| Description of the task |
Within the records that follow, find every line containing the string "มแบบน". Copy those lines.

[Start Supplied data]

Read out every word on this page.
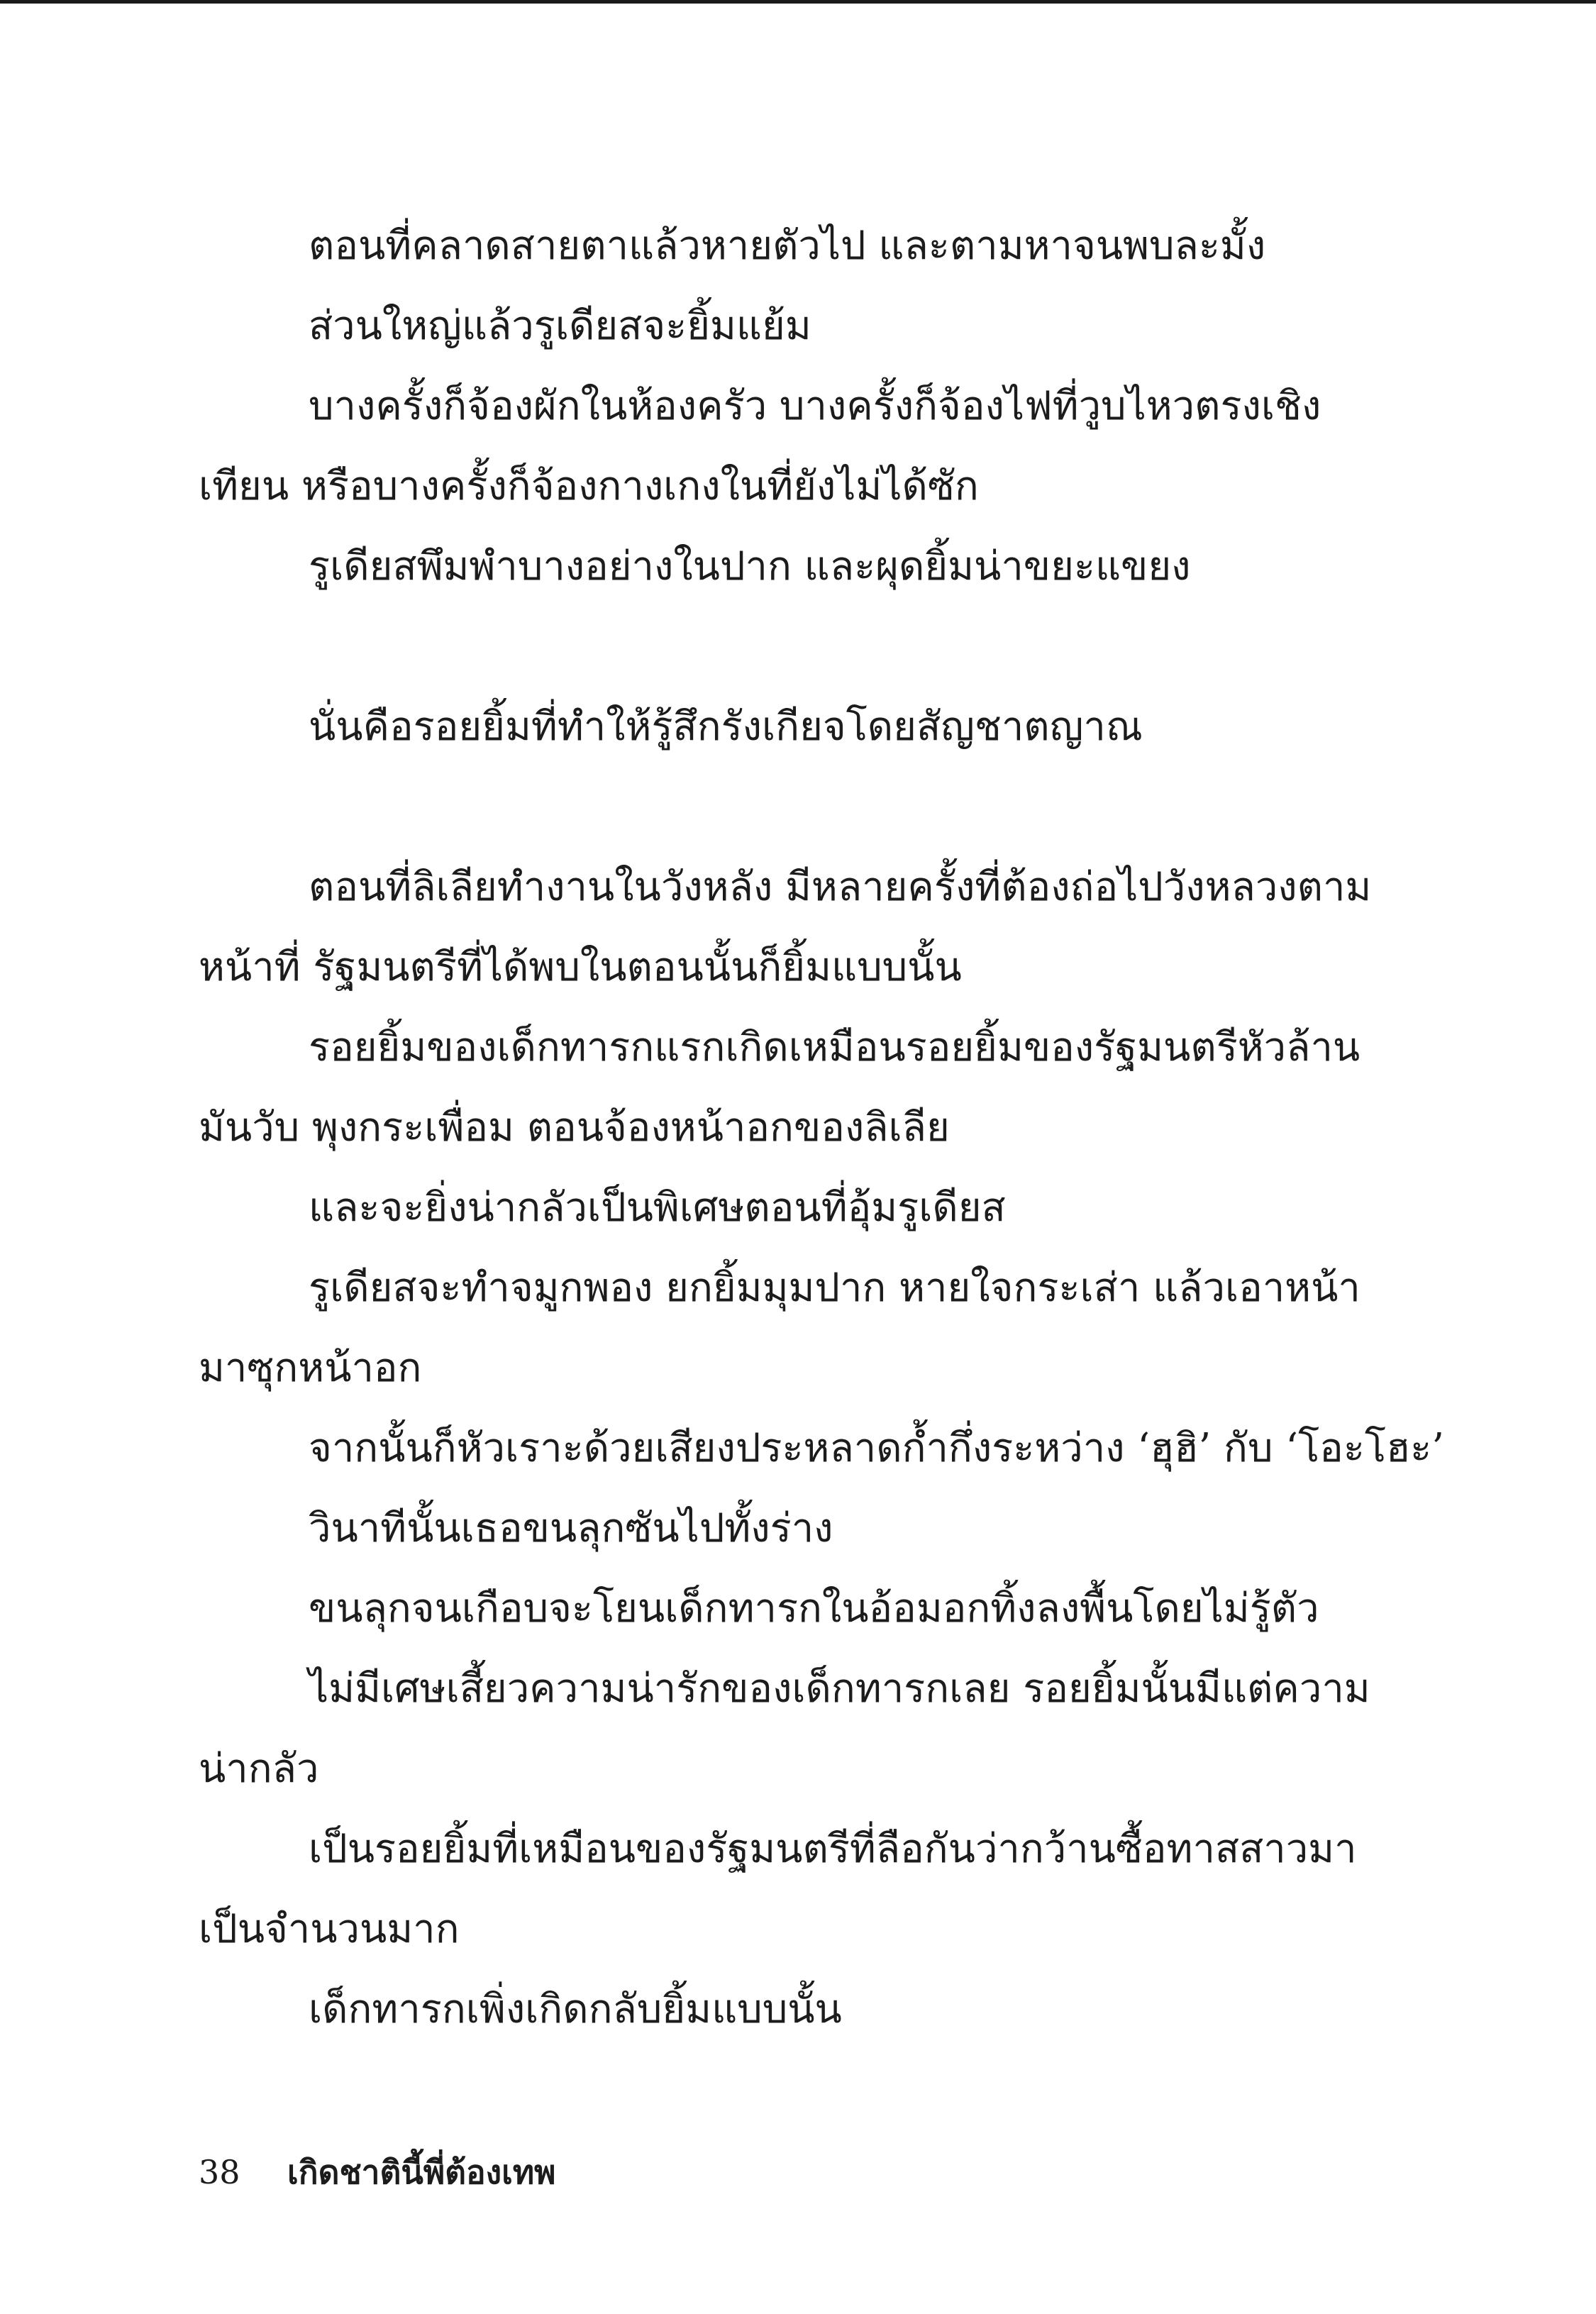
ตอนที่คลาดสายตาแล้วหายตัวไป และตามหาจนพบละมั้ง
ส่วนใหญ่แล้วรูเดียสจะยิ้มแย้ม
บางครั้งก็จ้องผักในห้องครัว บางครั้งก็จ้องไฟที่วูบไหวตรงเชิง
เทียน หรือบางครั้งก็จ้องกางเกงในที่ยังไม่ได้ซัก
รูเดียสพึมพำบางอย่างในปาก และผุดยิ้มน่าขยะแขยง
นั่นคือรอยยิ้มที่ทำให้รู้สึกรังเกียจโดยสัญชาตญาณ
ตอนที่ลิเลียทำงานในวังหลัง มีหลายครั้งที่ต้องถ่อไปวังหลวงตาม
หน้าที่ รัฐมนตรีที่ได้พบในตอนนั้นก็ยิ้มแบบนั้น
รอยยิ้มของเด็กทารกแรกเกิดเหมือนรอยยิ้มของรัฐมนตรีหัวล้าน
มันวับ พุงกระเพื่อม ตอนจ้องหน้าอกของลิเลีย
และจะยิ่งน่ากลัวเป็นพิเศษตอนที่อุ้มรูเดียส
รูเดียสจะทำจมูกพอง ยกยิ้มมุมปาก หายใจกระเส่า แล้วเอาหน้า
มาซุกหน้าอก
จากนั้นก็หัวเราะด้วยเสียงประหลาดก้ำกึ่งระหว่าง ‘ฮุฮิ’ กับ ‘โอะโฮะ’
วินาทีนั้นเธอขนลุกซันไปทั้งร่าง
ขนลุกจนเกือบจะโยนเด็กทารกในอ้อมอกทิ้งลงพื้นโดยไม่รู้ตัว
ไม่มีเศษเสี้ยวความน่ารักของเด็กทารกเลย รอยยิ้มนั้นมีแต่ความ
น่ากลัว
เป็นรอยยิ้มที่เหมือนของรัฐมนตรีที่ลือกันว่ากว้านซื้อทาสสาวมา
เป็นจำนวนมาก
เด็กทารกเพิ่งเกิดกลับยิ้มแบบนั้น
38 เกิดชาตินี้พี่ต้องเทพ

[End Supplied data]

| Result |
หน้าที่ รัฐมนตรีที่ได้พบในตอนนั้นก็ยิ้มแบบนั้น
เด็กทารกเพิ่งเกิดกลับยิ้มแบบนั้น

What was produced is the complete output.